## Goal:
Return the whole listing, line for line, without the pictures in it.

## Data rows:
§ §

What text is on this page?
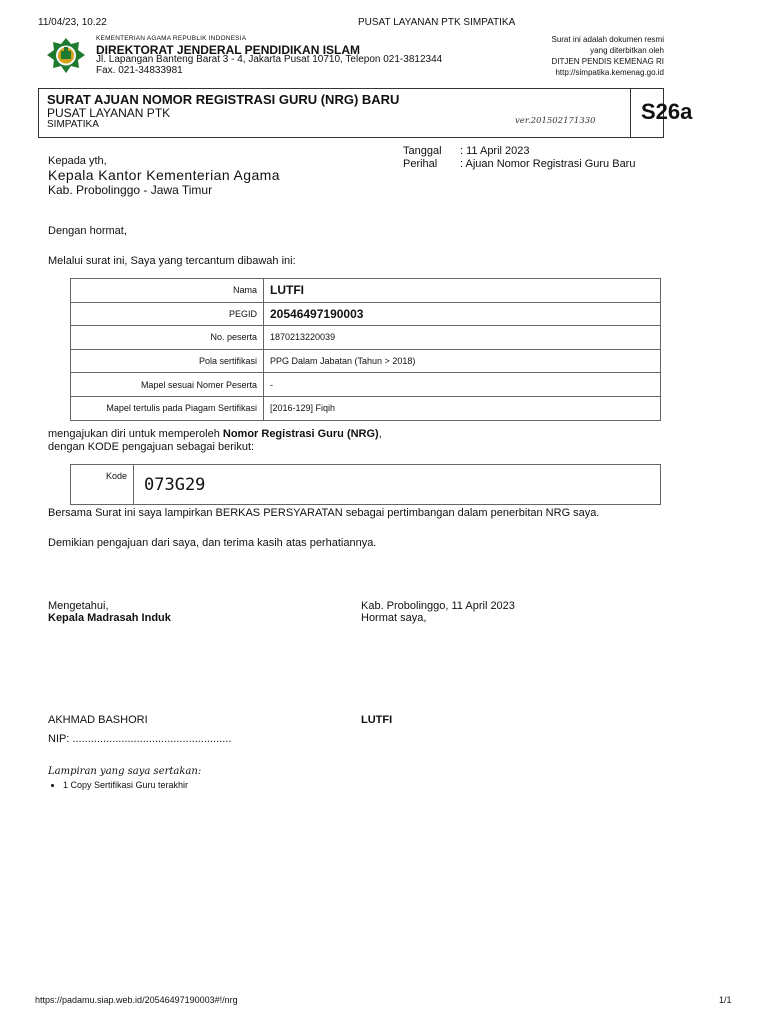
11/04/23, 10.22	PUSAT LAYANAN PTK SIMPATIKA
KEMENTERIAN AGAMA REPUBLIK INDONESIA
DIREKTORAT JENDERAL PENDIDIKAN ISLAM
Jl. Lapangan Banteng Barat 3 - 4, Jakarta Pusat 10710, Telepon 021-3812344
Fax. 021-34833981
Surat ini adalah dokumen resmi
yang diterbitkan oleh
DITJEN PENDIS KEMENAG RI
http://simpatika.kemenag.go.id
SURAT AJUAN NOMOR REGISTRASI GURU (NRG) BARU
PUSAT LAYANAN PTK
SIMPATIKA	ver.201502171330 S26a
Tanggal : 11 April 2023
Perihal : Ajuan Nomor Registrasi Guru Baru
Kepada yth,
Kepala Kantor Kementerian Agama
Kab. Probolinggo - Jawa Timur
Dengan hormat,
Melalui surat ini, Saya yang tercantum dibawah ini:
Nama	LUTFI
PEGID	20546497190003
No. peserta	1870213220039
Pola sertifikasi	PPG Dalam Jabatan (Tahun > 2018)
Mapel sesuai Nomer Peserta	-
Mapel tertulis pada Piagam Sertifikasi	[2016-129] Fiqih
mengajukan diri untuk memperoleh Nomor Registrasi Guru (NRG),
dengan KODE pengajuan sebagai berikut:
Kode	073G29
Bersama Surat ini saya lampirkan BERKAS PERSYARATAN sebagai pertimbangan dalam penerbitan NRG saya.
Demikian pengajuan dari saya, dan terima kasih atas perhatiannya.
Mengetahui,
Kepala Madrasah Induk
Kab. Probolinggo, 11 April 2023
Hormat saya,
AKHMAD BASHORI
NIP: ....................................................
LUTFI
Lampiran yang saya sertakan:
• 1 Copy Sertifikasi Guru terakhir
https://padamu.siap.web.id/20546497190003#!/nrg	1/1
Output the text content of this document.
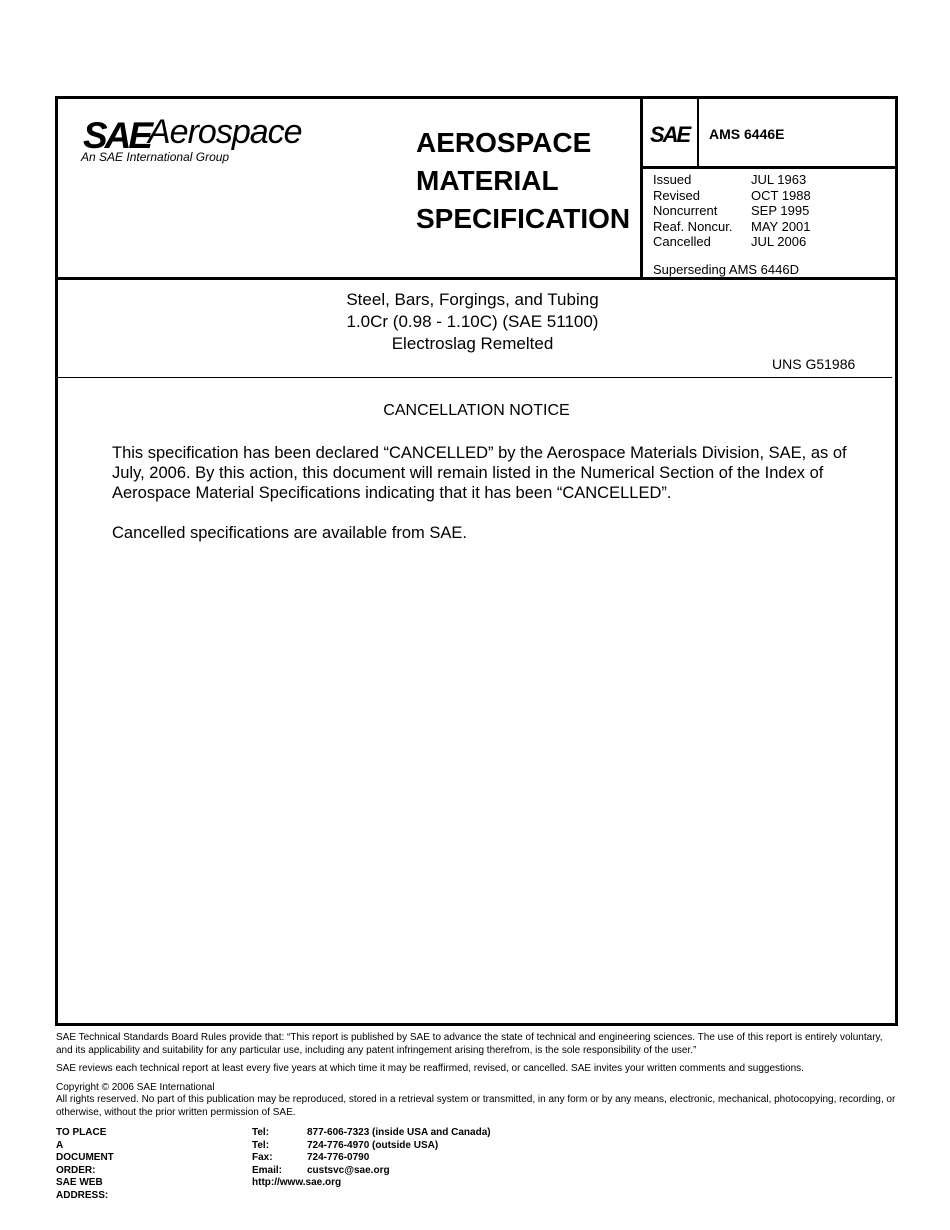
SAE
Aerospace
An SAE International Group	AEROSPACE
MATERIAL
SPECIFICATION
SAE AMS 6446E
Issued	JUL 1963
Revised	OCT 1988
Noncurrent	SEP 1995
Reaf. Noncur. MAY 2001
Cancelled	JUL 2006
Superseding AMS 6446D
Steel, Bars, Forgings, and Tubing
1.0Cr (0.98 - 1.10C) (SAE 51100)
Electroslag Remelted
UNS G51986
CANCELLATION NOTICE

This specification has been declared “CANCELLED” by the Aerospace Materials Division, SAE, as of July, 2006. By this action, this document will remain listed in the Numerical Section of the Index of Aerospace Material Specifications indicating that it has been “CANCELLED”.

Cancelled specifications are available from SAE.

SAE Technical Standards Board Rules provide that: “This report is published by SAE to advance the state of technical and engineering sciences. The use of this report is entirely voluntary, and its applicability and suitability for any particular use, including any patent infringement arising therefrom, is the sole responsibility of the user.”

SAE reviews each technical report at least every five years at which time it may be reaffirmed, revised, or cancelled. SAE invites your written comments and suggestions.

Copyright © 2006 SAE International
All rights reserved. No part of this publication may be reproduced, stored in a retrieval system or transmitted, in any form or by any means, electronic, mechanical, photocopying, recording, or otherwise, without the prior written permission of SAE.

TO PLACE A DOCUMENT ORDER:
Tel:	877-606-7323 (inside USA and Canada)
Tel:	724-776-4970 (outside USA)
Fax:	724-776-0790
Email: custsvc@sae.org
SAE WEB ADDRESS:
http://www.sae.org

§ §

## Correct result:
What text is on this page?
11/04/23, 10.22	PUSAT LAYANAN PTK SIMPATIKA
KEMENTERIAN AGAMA REPUBLIK INDONESIA
DIREKTORAT JENDERAL PENDIDIKAN ISLAM
Jl. Lapangan Banteng Barat 3 - 4, Jakarta Pusat 10710, Telepon 021-3812344
Fax. 021-34833981
Surat ini adalah dokumen resmi
yang diterbitkan oleh
DITJEN PENDIS KEMENAG RI
http://simpatika.kemenag.go.id
SURAT AJUAN NOMOR REGISTRASI GURU (NRG) BARU
PUSAT LAYANAN PTK
SIMPATIKA	ver.201502171330 S26a
Tanggal : 11 April 2023
Perihal : Ajuan Nomor Registrasi Guru Baru
Kepada yth,
Kepala Kantor Kementerian Agama
Kab. Probolinggo - Jawa Timur
Dengan hormat,
Melalui surat ini, Saya yang tercantum dibawah ini:
Nama	LUTFI
PEGID	20546497190003
No. peserta	1870213220039
Pola sertifikasi	PPG Dalam Jabatan (Tahun > 2018)
Mapel sesuai Nomer Peserta	-
Mapel tertulis pada Piagam Sertifikasi	[2016-129] Fiqih
mengajukan diri untuk memperoleh Nomor Registrasi Guru (NRG),
dengan KODE pengajuan sebagai berikut:
Kode	073G29
Bersama Surat ini saya lampirkan BERKAS PERSYARATAN sebagai pertimbangan dalam penerbitan NRG saya.
Demikian pengajuan dari saya, dan terima kasih atas perhatiannya.
Mengetahui,
Kepala Madrasah Induk
Kab. Probolinggo, 11 April 2023
Hormat saya,
AKHMAD BASHORI
NIP: ....................................................
LUTFI
Lampiran yang saya sertakan:
• 1 Copy Sertifikasi Guru terakhir
https://padamu.siap.web.id/20546497190003#!/nrg	1/1
Output the text content of this document.
SAE
Aerospace
An SAE International Group	AEROSPACE
MATERIAL
SPECIFICATION
SAE AMS 6446E
Issued	JUL 1963
Revised	OCT 1988
Noncurrent	SEP 1995
Reaf. Noncur. MAY 2001
Cancelled	JUL 2006
Superseding AMS 6446D
Steel, Bars, Forgings, and Tubing
1.0Cr (0.98 - 1.10C) (SAE 51100)
Electroslag Remelted
UNS G51986
CANCELLATION NOTICE

This specification has been declared “CANCELLED” by the Aerospace Materials Division, SAE, as of July, 2006. By this action, this document will remain listed in the Numerical Section of the Index of Aerospace Material Specifications indicating that it has been “CANCELLED”.

Cancelled specifications are available from SAE.

SAE Technical Standards Board Rules provide that: “This report is published by SAE to advance the state of technical and engineering sciences. The use of this report is entirely voluntary, and its applicability and suitability for any particular use, including any patent infringement arising therefrom, is the sole responsibility of the user.”

SAE reviews each technical report at least every five years at which time it may be reaffirmed, revised, or cancelled. SAE invites your written comments and suggestions.

Copyright © 2006 SAE International
All rights reserved. No part of this publication may be reproduced, stored in a retrieval system or transmitted, in any form or by any means, electronic, mechanical, photocopying, recording, or otherwise, without the prior written permission of SAE.

TO PLACE A DOCUMENT ORDER:
Tel:	877-606-7323 (inside USA and Canada)
Tel:	724-776-4970 (outside USA)
Fax:	724-776-0790
Email: custsvc@sae.org
SAE WEB ADDRESS:
http://www.sae.org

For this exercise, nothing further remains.